Set problem »
From the records, pick out and copy each line containing "강서구의회".

Data records »
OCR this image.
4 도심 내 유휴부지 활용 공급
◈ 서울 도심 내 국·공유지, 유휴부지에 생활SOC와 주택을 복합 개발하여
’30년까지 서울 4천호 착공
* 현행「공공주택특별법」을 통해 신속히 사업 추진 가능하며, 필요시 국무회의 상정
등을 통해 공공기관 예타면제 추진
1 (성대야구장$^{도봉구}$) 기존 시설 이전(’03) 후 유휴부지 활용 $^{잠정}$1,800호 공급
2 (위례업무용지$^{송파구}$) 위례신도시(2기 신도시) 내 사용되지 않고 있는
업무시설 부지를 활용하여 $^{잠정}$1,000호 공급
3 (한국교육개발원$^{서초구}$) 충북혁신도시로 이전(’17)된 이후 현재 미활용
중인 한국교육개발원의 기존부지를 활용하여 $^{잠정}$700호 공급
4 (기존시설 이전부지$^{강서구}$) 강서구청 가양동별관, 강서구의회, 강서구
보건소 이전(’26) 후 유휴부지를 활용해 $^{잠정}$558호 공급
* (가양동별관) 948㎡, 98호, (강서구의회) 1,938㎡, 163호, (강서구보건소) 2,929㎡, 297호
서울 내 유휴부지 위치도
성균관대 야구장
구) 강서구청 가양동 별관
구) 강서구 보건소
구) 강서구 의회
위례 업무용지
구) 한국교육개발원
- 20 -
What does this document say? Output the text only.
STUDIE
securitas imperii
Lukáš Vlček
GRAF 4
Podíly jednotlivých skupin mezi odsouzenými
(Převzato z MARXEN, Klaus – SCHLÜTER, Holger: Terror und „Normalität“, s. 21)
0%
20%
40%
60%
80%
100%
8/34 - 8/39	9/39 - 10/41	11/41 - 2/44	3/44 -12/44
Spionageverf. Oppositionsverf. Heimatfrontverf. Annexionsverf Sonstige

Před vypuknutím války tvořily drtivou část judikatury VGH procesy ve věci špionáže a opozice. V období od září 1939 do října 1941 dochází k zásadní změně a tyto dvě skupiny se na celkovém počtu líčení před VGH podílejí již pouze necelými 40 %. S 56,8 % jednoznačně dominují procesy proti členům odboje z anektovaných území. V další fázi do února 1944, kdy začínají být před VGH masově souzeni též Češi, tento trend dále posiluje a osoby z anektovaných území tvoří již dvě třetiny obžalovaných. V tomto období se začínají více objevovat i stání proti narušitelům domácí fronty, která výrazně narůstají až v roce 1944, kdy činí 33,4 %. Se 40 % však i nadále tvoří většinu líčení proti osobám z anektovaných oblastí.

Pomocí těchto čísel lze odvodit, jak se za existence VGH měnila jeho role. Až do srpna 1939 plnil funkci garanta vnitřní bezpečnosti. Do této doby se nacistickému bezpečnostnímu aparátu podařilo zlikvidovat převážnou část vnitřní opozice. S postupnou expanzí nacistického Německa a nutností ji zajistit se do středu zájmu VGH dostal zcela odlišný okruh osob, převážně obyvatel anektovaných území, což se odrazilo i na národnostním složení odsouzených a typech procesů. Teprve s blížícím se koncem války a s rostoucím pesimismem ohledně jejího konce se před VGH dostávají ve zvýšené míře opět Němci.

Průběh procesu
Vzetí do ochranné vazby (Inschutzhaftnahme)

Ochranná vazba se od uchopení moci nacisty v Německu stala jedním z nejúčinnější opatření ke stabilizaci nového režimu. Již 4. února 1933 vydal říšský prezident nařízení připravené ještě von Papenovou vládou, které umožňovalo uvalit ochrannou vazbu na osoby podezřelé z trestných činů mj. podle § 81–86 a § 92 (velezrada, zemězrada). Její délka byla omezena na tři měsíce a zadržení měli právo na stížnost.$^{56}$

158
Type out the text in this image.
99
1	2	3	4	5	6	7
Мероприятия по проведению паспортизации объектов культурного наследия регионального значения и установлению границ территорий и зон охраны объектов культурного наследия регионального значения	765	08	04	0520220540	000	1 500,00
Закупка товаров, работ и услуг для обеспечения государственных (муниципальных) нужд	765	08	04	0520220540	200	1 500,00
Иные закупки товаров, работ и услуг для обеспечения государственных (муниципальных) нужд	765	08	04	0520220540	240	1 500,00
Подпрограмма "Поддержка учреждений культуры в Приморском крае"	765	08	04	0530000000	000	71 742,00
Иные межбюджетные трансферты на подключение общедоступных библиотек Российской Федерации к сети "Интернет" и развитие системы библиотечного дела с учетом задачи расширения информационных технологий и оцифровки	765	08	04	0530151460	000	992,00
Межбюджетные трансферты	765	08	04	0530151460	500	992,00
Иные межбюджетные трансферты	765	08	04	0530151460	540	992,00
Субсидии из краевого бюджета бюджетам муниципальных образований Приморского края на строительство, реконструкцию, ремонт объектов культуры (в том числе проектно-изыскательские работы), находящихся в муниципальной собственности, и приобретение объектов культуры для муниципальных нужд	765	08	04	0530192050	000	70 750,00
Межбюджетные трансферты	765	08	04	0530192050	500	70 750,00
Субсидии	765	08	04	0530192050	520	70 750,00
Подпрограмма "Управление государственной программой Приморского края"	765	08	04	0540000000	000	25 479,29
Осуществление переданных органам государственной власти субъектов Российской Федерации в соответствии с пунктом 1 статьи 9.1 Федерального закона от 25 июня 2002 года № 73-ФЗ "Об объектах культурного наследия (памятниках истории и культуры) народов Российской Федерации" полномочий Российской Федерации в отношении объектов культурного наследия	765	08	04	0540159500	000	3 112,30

Result of this task »
4 (기존시설 이전부지$^{강서구}$) 강서구청 가양동별관, 강서구의회, 강서구
* (가양동별관) 948㎡, 98호, (강서구의회) 1,938㎡, 163호, (강서구보건소) 2,929㎡, 297호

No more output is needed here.